# Binomial Distribution

## General description of the binomial distribution

$\text{Definition:}$  The  »binomial distribution«  represents an important special case for the occurrence probabilities of a discrete random variable.

To derive the binomial distribution,  we assume that  $I$  binary and statistically independent random variables  $b_i$  each can achieve

• the value  $1$  with probability  ${\rm Pr}(b_i = 1) = p$,  and
• the value  $0$  with probability  ${\rm Pr}(b_i = 0) = 1-p$.

Data entries:

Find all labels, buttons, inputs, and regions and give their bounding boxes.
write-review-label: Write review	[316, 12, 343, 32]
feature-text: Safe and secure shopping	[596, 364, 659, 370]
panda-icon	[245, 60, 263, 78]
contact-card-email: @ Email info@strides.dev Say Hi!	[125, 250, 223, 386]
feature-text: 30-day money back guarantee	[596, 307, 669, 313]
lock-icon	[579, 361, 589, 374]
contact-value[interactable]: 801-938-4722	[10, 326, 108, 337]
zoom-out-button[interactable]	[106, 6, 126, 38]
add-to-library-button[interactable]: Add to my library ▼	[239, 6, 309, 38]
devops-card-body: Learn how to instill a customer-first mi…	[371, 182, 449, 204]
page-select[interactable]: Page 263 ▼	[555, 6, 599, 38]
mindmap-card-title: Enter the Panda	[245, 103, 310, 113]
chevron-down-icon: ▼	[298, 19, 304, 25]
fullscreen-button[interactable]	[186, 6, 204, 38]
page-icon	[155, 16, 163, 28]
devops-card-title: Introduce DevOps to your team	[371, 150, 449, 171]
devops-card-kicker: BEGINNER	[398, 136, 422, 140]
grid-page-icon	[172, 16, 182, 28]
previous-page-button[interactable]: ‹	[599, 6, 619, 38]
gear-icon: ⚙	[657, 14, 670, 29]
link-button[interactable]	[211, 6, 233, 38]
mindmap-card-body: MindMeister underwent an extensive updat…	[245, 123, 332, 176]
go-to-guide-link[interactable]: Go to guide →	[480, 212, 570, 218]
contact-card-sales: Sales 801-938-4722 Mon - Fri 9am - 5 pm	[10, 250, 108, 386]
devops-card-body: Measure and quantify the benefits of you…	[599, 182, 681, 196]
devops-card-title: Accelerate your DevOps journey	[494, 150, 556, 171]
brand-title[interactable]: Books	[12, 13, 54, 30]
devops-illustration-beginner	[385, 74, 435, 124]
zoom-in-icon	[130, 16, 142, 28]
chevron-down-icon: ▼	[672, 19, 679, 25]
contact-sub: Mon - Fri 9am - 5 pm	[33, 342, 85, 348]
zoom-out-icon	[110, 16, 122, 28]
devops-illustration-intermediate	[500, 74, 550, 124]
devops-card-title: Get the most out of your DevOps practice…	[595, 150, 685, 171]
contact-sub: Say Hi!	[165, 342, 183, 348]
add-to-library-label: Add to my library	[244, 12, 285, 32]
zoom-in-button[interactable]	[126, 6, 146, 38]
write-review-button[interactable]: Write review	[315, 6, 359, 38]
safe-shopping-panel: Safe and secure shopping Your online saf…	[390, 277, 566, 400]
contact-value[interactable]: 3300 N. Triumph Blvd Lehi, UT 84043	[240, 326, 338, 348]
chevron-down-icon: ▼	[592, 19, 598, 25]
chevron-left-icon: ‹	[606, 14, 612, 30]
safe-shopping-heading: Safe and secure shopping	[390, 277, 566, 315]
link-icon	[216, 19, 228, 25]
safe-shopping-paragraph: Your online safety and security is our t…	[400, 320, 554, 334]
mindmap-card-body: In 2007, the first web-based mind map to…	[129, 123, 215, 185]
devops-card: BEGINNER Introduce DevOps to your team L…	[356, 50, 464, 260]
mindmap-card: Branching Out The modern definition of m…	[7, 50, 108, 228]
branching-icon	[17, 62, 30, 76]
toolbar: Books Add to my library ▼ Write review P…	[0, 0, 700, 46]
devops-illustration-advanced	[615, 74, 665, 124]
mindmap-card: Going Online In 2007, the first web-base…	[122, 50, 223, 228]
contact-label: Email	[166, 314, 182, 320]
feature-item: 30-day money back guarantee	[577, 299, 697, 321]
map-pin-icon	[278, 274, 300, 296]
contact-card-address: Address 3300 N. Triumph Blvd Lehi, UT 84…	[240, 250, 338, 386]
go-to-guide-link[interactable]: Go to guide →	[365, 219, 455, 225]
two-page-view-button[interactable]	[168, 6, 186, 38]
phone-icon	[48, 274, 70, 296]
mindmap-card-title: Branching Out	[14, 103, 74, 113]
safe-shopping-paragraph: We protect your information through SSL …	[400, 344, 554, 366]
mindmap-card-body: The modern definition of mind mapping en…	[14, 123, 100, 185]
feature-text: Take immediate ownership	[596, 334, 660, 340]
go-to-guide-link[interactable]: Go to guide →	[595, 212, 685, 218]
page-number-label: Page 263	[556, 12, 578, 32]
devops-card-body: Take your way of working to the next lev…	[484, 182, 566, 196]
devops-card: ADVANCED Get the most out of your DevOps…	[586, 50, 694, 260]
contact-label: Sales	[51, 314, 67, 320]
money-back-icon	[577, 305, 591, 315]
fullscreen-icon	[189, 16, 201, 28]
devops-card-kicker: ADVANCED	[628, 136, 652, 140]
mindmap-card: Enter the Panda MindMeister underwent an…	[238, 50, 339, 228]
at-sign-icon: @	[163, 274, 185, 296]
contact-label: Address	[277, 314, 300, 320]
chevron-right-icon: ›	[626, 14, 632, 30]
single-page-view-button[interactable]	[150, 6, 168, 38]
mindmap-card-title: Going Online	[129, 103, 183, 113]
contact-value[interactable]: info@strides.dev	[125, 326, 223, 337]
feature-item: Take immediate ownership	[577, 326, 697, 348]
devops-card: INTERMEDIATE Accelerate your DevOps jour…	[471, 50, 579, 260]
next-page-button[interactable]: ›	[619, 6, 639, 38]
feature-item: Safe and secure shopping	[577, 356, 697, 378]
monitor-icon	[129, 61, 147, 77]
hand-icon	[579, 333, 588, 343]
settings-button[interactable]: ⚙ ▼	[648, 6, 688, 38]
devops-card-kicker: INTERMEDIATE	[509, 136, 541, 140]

Written problem:
Answer these questions from the text on the binomial distribution:
(a) What does the definition say the binomial distribution represents?
(b) What two properties do the random variables b_i have?
(c) With what probability does each b_i take the value 0?
The listing has no role in this exercise.

Output:
(a) An important special case for the occurrence probabilities of a discrete random variable.
(b) They are binary and statistically independent.
(c) 1 − p.